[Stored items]
::::::::::

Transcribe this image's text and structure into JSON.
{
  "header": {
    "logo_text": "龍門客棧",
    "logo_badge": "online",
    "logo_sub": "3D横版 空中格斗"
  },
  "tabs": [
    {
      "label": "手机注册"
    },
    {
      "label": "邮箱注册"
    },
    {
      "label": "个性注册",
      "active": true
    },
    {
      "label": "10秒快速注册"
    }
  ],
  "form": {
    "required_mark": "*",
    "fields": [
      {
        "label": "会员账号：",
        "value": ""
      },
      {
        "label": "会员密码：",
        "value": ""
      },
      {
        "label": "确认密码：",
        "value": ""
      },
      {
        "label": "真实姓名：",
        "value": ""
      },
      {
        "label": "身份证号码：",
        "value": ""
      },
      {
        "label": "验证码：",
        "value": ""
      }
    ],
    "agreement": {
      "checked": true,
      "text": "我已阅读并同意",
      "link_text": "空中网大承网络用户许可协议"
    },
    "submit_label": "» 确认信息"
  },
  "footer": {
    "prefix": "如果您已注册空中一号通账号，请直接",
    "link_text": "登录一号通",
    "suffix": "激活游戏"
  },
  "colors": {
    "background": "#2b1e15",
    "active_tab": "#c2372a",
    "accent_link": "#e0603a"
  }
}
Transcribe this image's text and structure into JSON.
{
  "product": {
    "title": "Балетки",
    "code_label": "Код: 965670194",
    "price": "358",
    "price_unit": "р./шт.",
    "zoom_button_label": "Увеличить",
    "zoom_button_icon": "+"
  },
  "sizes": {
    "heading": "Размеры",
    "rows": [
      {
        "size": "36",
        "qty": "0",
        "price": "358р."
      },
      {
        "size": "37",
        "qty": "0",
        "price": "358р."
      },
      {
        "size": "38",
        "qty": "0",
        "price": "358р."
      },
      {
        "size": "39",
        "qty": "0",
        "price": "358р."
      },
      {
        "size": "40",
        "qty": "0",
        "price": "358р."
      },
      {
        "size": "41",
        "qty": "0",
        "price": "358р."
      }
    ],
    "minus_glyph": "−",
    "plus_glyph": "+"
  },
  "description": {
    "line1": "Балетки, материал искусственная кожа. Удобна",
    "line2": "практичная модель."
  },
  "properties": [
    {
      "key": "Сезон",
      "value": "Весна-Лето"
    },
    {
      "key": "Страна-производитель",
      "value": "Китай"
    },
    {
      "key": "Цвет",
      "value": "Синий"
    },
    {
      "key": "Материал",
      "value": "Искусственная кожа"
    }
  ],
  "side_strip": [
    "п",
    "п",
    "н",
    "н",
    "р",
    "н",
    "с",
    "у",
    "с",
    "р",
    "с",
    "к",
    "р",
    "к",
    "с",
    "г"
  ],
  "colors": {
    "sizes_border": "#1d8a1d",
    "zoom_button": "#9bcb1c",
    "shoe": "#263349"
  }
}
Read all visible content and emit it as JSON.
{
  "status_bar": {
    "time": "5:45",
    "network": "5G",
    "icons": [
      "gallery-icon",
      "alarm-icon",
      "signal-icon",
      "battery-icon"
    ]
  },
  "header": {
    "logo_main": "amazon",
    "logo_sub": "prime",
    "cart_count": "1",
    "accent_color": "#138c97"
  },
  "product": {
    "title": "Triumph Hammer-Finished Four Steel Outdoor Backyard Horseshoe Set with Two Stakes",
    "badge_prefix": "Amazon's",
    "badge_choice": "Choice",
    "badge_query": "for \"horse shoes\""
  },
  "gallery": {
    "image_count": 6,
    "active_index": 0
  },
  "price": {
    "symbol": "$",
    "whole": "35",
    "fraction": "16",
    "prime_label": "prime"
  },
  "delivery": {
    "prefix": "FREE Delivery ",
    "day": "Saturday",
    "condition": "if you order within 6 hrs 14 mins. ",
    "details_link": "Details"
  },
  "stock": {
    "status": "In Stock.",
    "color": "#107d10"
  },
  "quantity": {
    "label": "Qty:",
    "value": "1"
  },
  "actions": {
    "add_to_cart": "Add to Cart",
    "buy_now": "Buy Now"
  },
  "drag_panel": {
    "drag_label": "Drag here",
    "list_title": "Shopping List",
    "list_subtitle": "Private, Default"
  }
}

::::::::::

* **Challenge**: Each entry above is to be printed again exactly.

* **Problem solution**:
Transcribe this image's text and structure into JSON.
{
  "header": {
    "logo_text": "龍門客棧",
    "logo_badge": "online",
    "logo_sub": "3D横版 空中格斗"
  },
  "tabs": [
    {
      "label": "手机注册"
    },
    {
      "label": "邮箱注册"
    },
    {
      "label": "个性注册",
      "active": true
    },
    {
      "label": "10秒快速注册"
    }
  ],
  "form": {
    "required_mark": "*",
    "fields": [
      {
        "label": "会员账号：",
        "value": ""
      },
      {
        "label": "会员密码：",
        "value": ""
      },
      {
        "label": "确认密码：",
        "value": ""
      },
      {
        "label": "真实姓名：",
        "value": ""
      },
      {
        "label": "身份证号码：",
        "value": ""
      },
      {
        "label": "验证码：",
        "value": ""
      }
    ],
    "agreement": {
      "checked": true,
      "text": "我已阅读并同意",
      "link_text": "空中网大承网络用户许可协议"
    },
    "submit_label": "» 确认信息"
  },
  "footer": {
    "prefix": "如果您已注册空中一号通账号，请直接",
    "link_text": "登录一号通",
    "suffix": "激活游戏"
  },
  "colors": {
    "background": "#2b1e15",
    "active_tab": "#c2372a",
    "accent_link": "#e0603a"
  }
}
Transcribe this image's text and structure into JSON.
{
  "product": {
    "title": "Балетки",
    "code_label": "Код: 965670194",
    "price": "358",
    "price_unit": "р./шт.",
    "zoom_button_label": "Увеличить",
    "zoom_button_icon": "+"
  },
  "sizes": {
    "heading": "Размеры",
    "rows": [
      {
        "size": "36",
        "qty": "0",
        "price": "358р."
      },
      {
        "size": "37",
        "qty": "0",
        "price": "358р."
      },
      {
        "size": "38",
        "qty": "0",
        "price": "358р."
      },
      {
        "size": "39",
        "qty": "0",
        "price": "358р."
      },
      {
        "size": "40",
        "qty": "0",
        "price": "358р."
      },
      {
        "size": "41",
        "qty": "0",
        "price": "358р."
      }
    ],
    "minus_glyph": "−",
    "plus_glyph": "+"
  },
  "description": {
    "line1": "Балетки, материал искусственная кожа. Удобна",
    "line2": "практичная модель."
  },
  "properties": [
    {
      "key": "Сезон",
      "value": "Весна-Лето"
    },
    {
      "key": "Страна-производитель",
      "value": "Китай"
    },
    {
      "key": "Цвет",
      "value": "Синий"
    },
    {
      "key": "Материал",
      "value": "Искусственная кожа"
    }
  ],
  "side_strip": [
    "п",
    "п",
    "н",
    "н",
    "р",
    "н",
    "с",
    "у",
    "с",
    "р",
    "с",
    "к",
    "р",
    "к",
    "с",
    "г"
  ],
  "colors": {
    "sizes_border": "#1d8a1d",
    "zoom_button": "#9bcb1c",
    "shoe": "#263349"
  }
}
Read all visible content and emit it as JSON.
{
  "status_bar": {
    "time": "5:45",
    "network": "5G",
    "icons": [
      "gallery-icon",
      "alarm-icon",
      "signal-icon",
      "battery-icon"
    ]
  },
  "header": {
    "logo_main": "amazon",
    "logo_sub": "prime",
    "cart_count": "1",
    "accent_color": "#138c97"
  },
  "product": {
    "title": "Triumph Hammer-Finished Four Steel Outdoor Backyard Horseshoe Set with Two Stakes",
    "badge_prefix": "Amazon's",
    "badge_choice": "Choice",
    "badge_query": "for \"horse shoes\""
  },
  "gallery": {
    "image_count": 6,
    "active_index": 0
  },
  "price": {
    "symbol": "$",
    "whole": "35",
    "fraction": "16",
    "prime_label": "prime"
  },
  "delivery": {
    "prefix": "FREE Delivery ",
    "day": "Saturday",
    "condition": "if you order within 6 hrs 14 mins. ",
    "details_link": "Details"
  },
  "stock": {
    "status": "In Stock.",
    "color": "#107d10"
  },
  "quantity": {
    "label": "Qty:",
    "value": "1"
  },
  "actions": {
    "add_to_cart": "Add to Cart",
    "buy_now": "Buy Now"
  },
  "drag_panel": {
    "drag_label": "Drag here",
    "list_title": "Shopping List",
    "list_subtitle": "Private, Default"
  }
}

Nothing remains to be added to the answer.